● **Problem**: Pick up the passage on comparing two coffee shops with a two sample t-test right after its last sentence and keep writing it.

-- START OF Article --

In the last episode we dove into the logic surrounding test statistics and talked about

a general formula that allows us to create them for lots different situations.

There are so many questions we might want to answer, and it would be rough if we had

to memorize a new formula for EVERY Single One.

And sometimes Statistics is taught in a way that makes it seem like there's a different

formula you need to know if you want to test whether your bus is late more often than the

average bus in your town.

Or if burns treated with aloe heal faster than those that are left alone.

But! Hah-zah.

We can adapt the general formula...in all sorts of situations.

INTRO

Let's say that you just moved to a new place, and you're looking for the BEST coffee in town.

Since you've been watching Crash Course Statistics, you decide to do a little impromptu experiment.

Word on the street is there are two really popular coffee places near you, Caf-fiend

and The Blend Den.

So one Sunday after brunch, you grab a random sample of 16 of your new friends, and randomly

give half of them an unmarked cup with coffee from Caf-fiend, and the other half an unmarked

cup with coffee from The Blend Den.

You made sure to get the same roast--dark--to keep things as even as possible.

After delicate sniffs and sips of coffee in a process known as “cupping”, the tallies are in.

On a scale of 1 to 10, Caf-fiend got a mean score of 7.6 and The Blend Den got a mean

score of 7.9

So we observe a difference between the coffee scores.

Coffee from Caf-fiend scored 0.3 points lower than Coffee from The Blend Den.

So coffee from The Blend Den is better?

Right?

Done and done.

Nope not yet.

Maybe it's just random chance.

So first we need to define our null.

There's no difference between the two coffee shops.

And then our alternative hypothesis, that there is a difference.

One is better than the other.

In this case, we're interested in whether the mean scores for coffee are different between

Caf-fiend and The Blend Den.

With a little algebra, we can see that this is the same thing as asking whether the difference

between the two means is not zero.

Now that we have our hypotheses, we can do a t-test.

Specifically, we'll do a two sample t-test, also called an independent or unpaired t-test.

The formula for a two sample t-test follows our general test statistic formula:

The difference we observed is 0.3.

If the null hypothesis were true and there's no difference between the coffee shops, we'd

expect a difference of 0.

So the numerator of our t-test is 0.3.

For this kind of t-test, our measure of average variation is the standard error.

For two groups, the standard error is calculated a bit differently since we have to account

for the sample variance of two groups.

Here, we're squaring the standard deviation to get the variance and n1 and n2 are the

sizes of the two groups--both are 8 here.

-- END OF Article --
-- START OF Data provided --

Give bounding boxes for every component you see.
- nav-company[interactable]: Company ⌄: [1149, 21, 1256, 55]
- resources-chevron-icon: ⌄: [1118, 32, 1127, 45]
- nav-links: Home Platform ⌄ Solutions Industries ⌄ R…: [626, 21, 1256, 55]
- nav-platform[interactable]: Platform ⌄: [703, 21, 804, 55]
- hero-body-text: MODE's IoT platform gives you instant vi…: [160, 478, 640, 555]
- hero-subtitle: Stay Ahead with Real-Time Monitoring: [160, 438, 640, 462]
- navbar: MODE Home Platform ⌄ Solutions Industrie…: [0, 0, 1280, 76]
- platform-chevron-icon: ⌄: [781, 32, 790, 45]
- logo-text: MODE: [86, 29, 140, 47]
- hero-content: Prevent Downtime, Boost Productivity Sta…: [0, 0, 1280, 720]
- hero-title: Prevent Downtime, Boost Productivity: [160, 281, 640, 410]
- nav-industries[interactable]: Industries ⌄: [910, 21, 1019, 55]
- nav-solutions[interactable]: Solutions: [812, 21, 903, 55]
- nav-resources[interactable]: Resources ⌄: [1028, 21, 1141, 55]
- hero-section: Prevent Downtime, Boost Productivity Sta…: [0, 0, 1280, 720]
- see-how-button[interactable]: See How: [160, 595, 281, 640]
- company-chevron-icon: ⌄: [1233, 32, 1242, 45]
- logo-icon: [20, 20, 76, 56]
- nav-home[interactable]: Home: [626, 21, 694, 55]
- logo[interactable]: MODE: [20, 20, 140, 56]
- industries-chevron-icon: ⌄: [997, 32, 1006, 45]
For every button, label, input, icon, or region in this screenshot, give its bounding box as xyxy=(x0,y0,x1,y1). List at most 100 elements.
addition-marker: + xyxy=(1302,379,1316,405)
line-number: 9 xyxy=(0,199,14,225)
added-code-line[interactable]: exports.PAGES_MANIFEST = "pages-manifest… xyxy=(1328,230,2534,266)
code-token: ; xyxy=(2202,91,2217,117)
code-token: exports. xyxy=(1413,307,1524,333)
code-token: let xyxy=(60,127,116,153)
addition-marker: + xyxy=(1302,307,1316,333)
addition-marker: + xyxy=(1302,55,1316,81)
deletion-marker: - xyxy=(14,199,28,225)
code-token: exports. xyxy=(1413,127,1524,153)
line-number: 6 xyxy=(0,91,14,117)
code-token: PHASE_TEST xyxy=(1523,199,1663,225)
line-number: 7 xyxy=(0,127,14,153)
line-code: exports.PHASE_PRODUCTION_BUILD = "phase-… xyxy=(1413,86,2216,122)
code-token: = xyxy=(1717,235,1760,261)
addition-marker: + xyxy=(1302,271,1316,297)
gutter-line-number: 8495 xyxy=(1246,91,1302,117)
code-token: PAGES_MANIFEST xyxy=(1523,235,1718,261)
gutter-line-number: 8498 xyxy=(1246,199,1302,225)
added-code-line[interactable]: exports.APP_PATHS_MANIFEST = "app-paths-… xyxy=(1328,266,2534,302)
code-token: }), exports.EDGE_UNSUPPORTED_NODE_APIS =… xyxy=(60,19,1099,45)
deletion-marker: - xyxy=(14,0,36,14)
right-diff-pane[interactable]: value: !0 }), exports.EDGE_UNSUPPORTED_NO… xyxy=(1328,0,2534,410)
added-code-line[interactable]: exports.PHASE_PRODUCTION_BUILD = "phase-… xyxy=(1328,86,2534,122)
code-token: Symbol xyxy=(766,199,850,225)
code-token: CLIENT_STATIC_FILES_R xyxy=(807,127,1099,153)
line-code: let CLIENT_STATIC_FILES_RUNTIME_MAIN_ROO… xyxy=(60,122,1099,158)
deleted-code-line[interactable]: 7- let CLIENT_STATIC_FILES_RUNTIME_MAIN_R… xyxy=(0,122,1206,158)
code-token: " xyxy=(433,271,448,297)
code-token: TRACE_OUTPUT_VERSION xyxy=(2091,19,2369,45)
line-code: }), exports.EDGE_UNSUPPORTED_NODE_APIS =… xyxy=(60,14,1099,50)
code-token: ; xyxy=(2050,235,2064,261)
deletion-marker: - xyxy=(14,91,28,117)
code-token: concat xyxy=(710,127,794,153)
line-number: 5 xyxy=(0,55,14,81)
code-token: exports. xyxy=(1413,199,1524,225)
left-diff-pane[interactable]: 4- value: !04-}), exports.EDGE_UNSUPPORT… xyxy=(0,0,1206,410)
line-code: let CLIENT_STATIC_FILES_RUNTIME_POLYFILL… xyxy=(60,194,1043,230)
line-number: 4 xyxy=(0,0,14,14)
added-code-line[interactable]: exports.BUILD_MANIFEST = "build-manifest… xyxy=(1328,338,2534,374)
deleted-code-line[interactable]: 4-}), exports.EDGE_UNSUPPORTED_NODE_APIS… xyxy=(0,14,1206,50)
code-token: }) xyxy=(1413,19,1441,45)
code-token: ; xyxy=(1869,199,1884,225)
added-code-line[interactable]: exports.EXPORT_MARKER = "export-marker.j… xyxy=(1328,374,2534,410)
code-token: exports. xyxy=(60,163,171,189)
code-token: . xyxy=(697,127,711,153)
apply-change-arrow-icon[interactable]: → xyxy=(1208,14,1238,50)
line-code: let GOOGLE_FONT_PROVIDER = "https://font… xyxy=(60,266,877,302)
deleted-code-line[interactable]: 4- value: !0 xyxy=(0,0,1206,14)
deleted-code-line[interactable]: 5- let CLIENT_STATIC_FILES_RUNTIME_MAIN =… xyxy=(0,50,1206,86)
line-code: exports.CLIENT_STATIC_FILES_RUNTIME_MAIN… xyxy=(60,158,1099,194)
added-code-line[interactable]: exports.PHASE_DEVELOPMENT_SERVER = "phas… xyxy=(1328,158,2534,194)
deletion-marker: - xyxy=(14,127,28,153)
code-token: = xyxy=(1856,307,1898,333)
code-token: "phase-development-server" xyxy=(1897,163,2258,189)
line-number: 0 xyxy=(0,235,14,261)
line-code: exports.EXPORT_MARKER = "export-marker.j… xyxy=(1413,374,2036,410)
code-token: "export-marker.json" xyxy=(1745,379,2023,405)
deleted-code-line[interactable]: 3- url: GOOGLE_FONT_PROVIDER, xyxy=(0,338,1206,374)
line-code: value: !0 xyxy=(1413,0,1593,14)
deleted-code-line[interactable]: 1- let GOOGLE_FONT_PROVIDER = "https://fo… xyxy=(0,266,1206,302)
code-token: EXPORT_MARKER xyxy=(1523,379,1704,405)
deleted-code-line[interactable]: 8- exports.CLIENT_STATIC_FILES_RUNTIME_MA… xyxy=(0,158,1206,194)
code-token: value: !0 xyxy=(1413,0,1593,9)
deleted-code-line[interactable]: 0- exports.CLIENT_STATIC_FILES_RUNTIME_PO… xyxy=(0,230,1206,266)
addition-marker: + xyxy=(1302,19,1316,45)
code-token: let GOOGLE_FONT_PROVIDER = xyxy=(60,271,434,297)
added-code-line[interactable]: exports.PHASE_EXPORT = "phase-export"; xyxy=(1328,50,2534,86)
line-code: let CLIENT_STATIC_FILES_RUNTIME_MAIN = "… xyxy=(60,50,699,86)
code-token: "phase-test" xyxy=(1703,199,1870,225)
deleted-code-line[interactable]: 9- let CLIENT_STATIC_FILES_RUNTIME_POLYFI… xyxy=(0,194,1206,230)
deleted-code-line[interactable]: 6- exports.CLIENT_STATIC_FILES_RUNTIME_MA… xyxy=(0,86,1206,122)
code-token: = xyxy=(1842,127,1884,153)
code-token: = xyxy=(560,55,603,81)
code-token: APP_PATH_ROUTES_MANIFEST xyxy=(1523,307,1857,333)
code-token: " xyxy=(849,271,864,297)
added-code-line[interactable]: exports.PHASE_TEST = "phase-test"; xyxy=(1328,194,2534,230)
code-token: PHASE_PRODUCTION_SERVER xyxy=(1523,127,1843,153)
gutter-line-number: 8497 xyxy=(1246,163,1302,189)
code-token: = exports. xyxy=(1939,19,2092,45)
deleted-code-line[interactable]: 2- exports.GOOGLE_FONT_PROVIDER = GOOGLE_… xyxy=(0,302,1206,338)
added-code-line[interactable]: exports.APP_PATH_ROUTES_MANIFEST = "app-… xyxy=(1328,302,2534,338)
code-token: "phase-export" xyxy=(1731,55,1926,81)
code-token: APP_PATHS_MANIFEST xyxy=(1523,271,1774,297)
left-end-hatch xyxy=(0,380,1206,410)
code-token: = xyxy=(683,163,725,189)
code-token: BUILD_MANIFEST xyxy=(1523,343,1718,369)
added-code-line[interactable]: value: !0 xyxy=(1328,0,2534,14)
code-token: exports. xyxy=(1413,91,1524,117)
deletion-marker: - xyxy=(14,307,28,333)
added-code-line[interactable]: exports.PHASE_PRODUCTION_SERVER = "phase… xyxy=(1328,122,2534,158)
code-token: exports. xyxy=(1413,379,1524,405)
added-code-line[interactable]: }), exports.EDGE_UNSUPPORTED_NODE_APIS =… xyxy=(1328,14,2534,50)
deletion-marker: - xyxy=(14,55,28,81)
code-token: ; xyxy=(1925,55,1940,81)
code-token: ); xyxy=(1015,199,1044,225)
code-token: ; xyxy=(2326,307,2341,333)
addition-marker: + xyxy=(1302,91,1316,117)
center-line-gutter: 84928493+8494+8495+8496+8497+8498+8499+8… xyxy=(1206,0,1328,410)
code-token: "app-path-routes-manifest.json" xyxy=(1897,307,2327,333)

-- END OF Data provided --

● **Answer below**:
Now that we have our t-value, we can figure out if there's a statistically significant

difference between the two coffee shops and there are two ways to do this.

We can calculate the critical t-value and if our t-statistic is GREATER than the critical

value we reject the null hypothesis.

Or we can calculate the p-value from our t-statistic and we can reject the null hypothesis if the

p-value is SMALLER than our chosen alpha level.

To do either of these things, we'll need to choose our alpha level.

Again, our alpha is arbitrary.

But usually people will use 0.05 since that means that in the long run, only 5% of tests

done on groups with no real difference will incorrectly reject the null.

So, we'll conform :) and use an alpha of 0.05 here.

To calculate our critical t-value we need to find the t-values which correspond to the

top 5% most extreme values in our t-distribution.

Usually a computer or a calculator will do this for you, so we won't go into the formula,

but here are the cutoffs:

The cutoffs for our specific problem are about -2.145 and 2.145.

We have two cutoffs because we're doing a two tailed test.

We want to reject the null if coffee from Caf-fiend is better or if coffee from The

Blend Den is better.

We can already tell that we should fail to reject the null.

That there's no clear difference between the quality of the coffee.

Our t-statistic of about 0.44 is isn't close to -2.145 OR 2.145.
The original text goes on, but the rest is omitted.